Record extracts:

== == ==

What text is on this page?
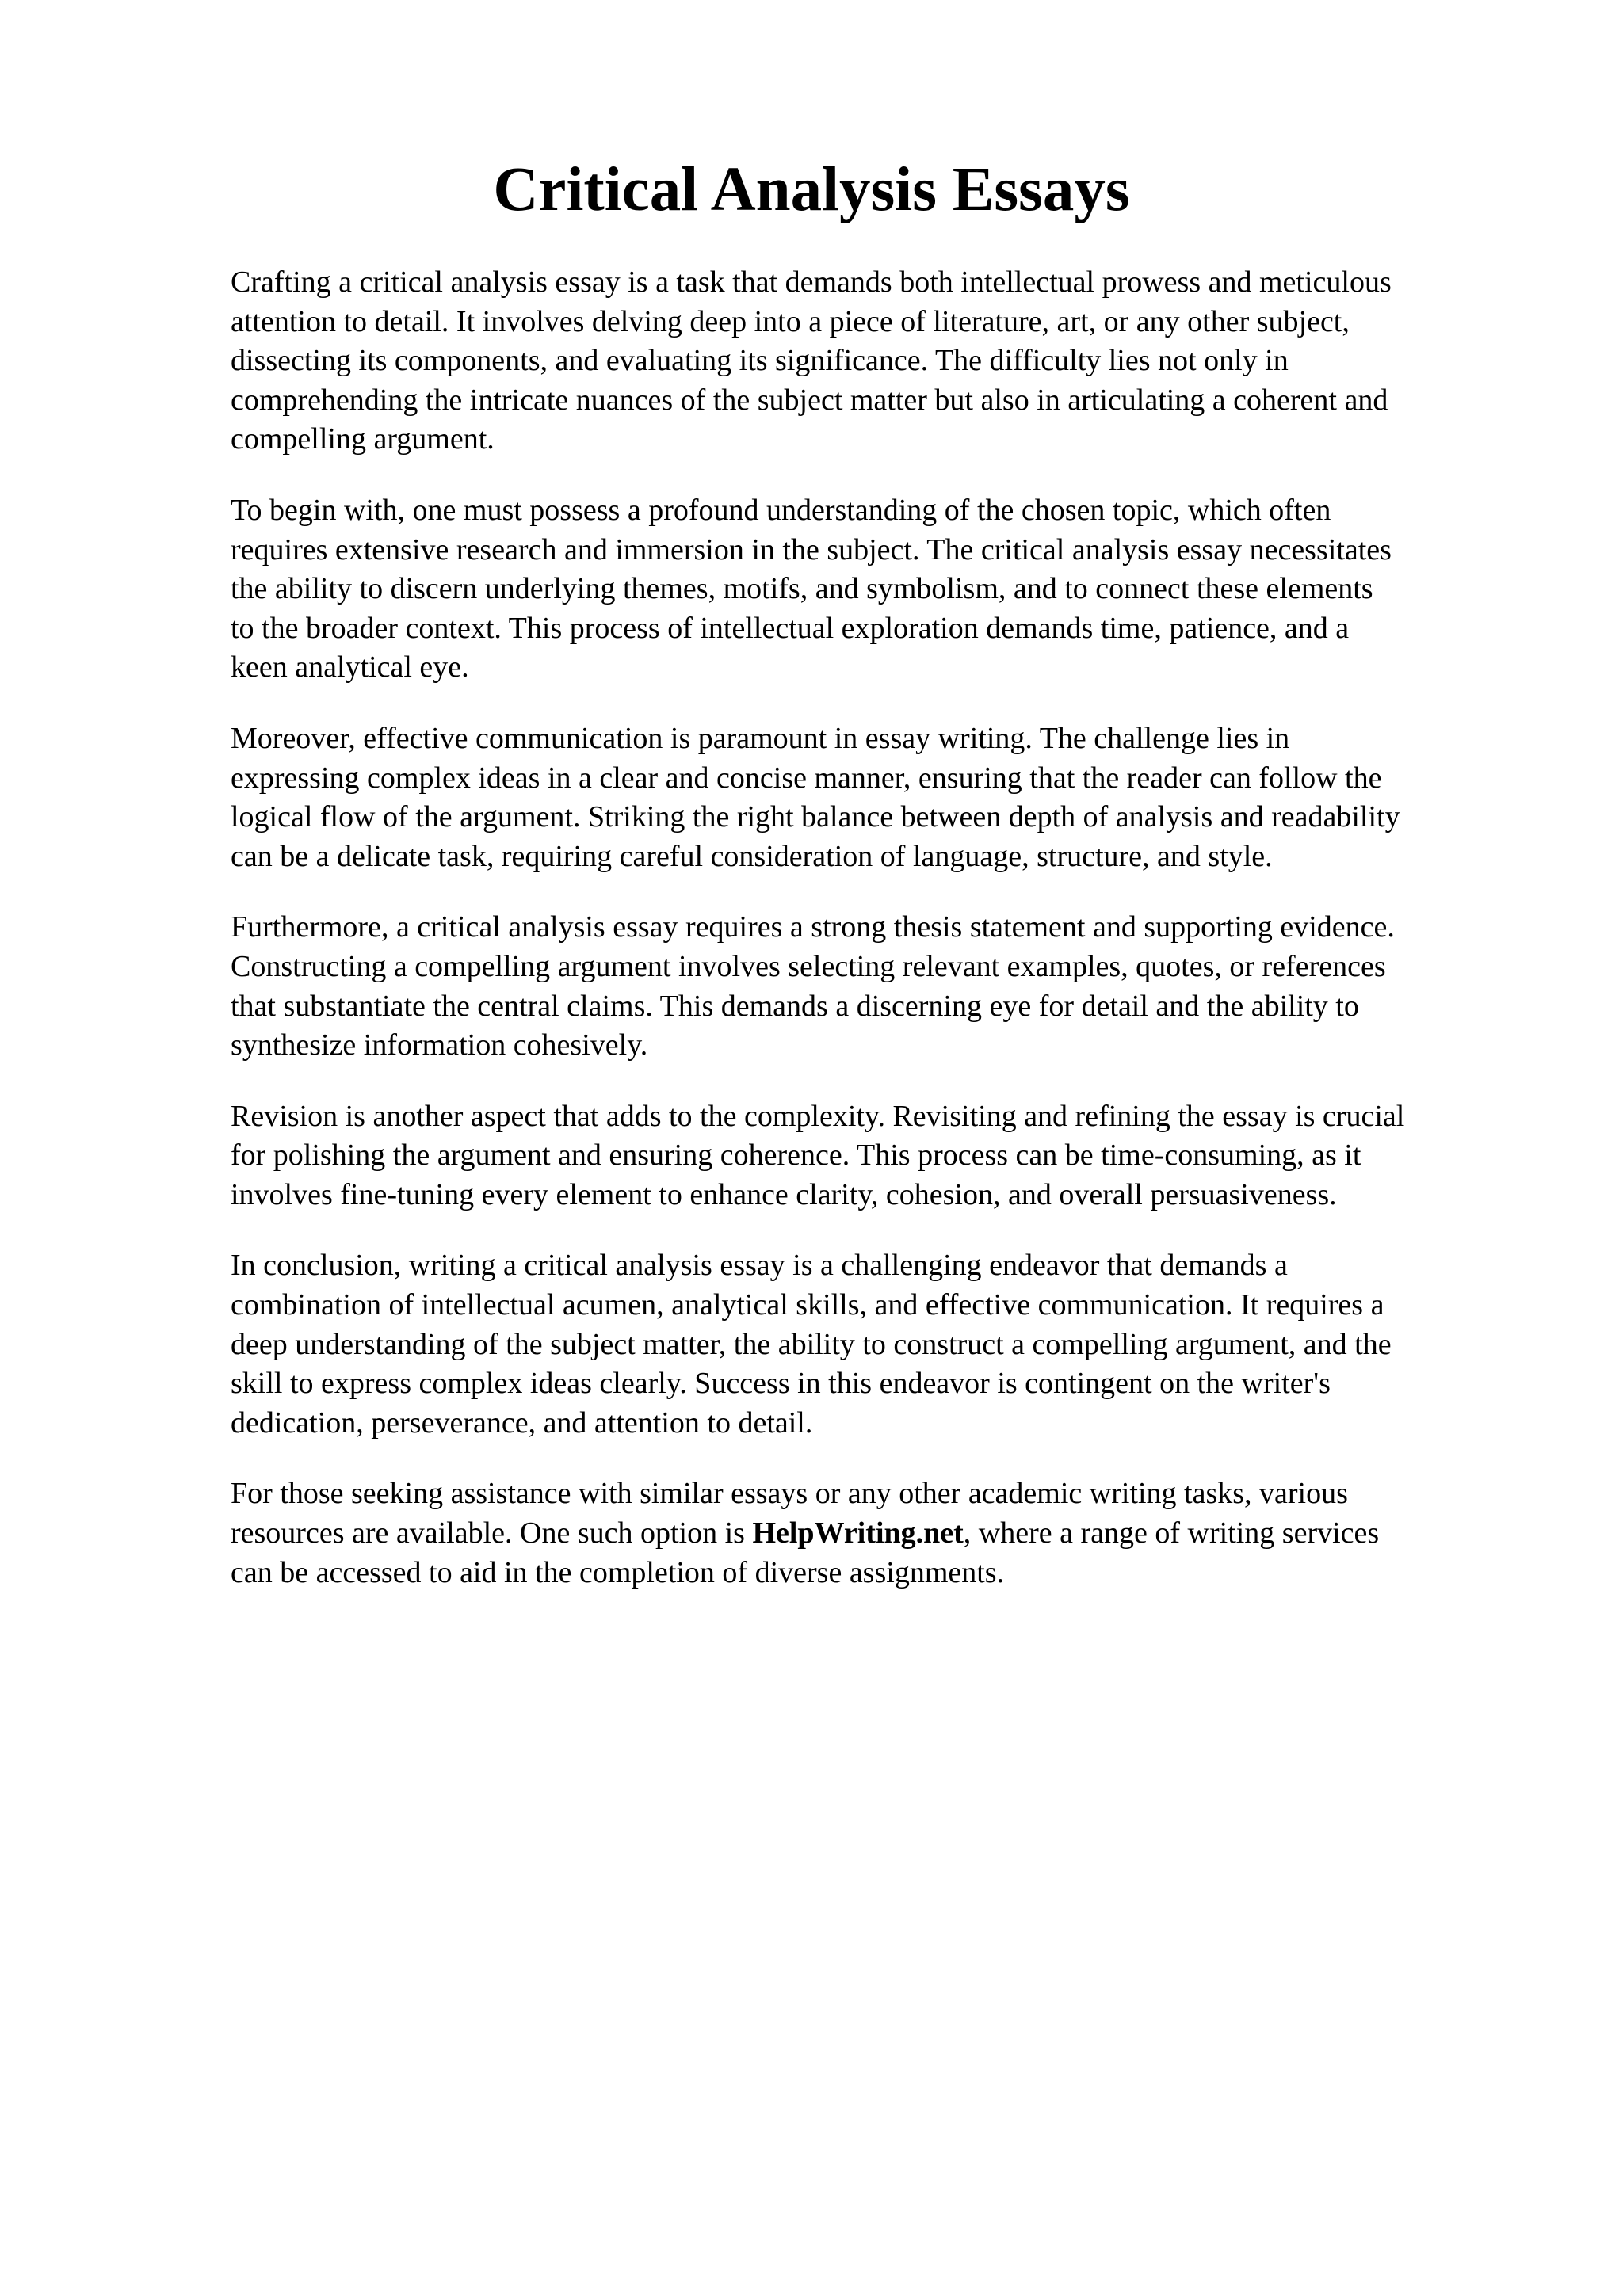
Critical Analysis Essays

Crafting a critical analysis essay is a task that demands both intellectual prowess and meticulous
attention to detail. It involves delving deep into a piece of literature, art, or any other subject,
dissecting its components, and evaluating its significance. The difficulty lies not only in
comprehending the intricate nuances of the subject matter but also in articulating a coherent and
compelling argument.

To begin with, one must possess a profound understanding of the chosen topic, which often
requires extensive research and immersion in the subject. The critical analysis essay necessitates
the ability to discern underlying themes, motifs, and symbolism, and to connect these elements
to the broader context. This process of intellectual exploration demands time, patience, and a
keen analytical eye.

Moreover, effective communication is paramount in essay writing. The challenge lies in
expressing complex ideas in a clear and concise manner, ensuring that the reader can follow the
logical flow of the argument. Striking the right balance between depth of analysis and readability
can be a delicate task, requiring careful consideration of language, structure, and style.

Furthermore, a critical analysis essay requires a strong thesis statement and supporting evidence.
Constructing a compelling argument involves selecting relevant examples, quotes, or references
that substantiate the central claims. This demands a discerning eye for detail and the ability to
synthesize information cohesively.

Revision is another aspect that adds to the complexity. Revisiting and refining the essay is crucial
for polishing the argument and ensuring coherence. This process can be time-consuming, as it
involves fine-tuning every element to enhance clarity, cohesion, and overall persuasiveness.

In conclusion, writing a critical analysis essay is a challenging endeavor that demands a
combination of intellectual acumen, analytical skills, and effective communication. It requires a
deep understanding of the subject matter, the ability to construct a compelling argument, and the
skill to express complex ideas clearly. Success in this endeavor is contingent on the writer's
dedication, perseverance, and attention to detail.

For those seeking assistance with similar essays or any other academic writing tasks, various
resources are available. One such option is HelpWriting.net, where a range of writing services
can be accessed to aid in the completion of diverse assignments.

== == ==

Do this:
Extract each line holding the word "involves" from the records.

Output of the task:
attention to detail. It involves delving deep into a piece of literature, art, or any other subject,
Constructing a compelling argument involves selecting relevant examples, quotes, or references
involves fine-tuning every element to enhance clarity, cohesion, and overall persuasiveness.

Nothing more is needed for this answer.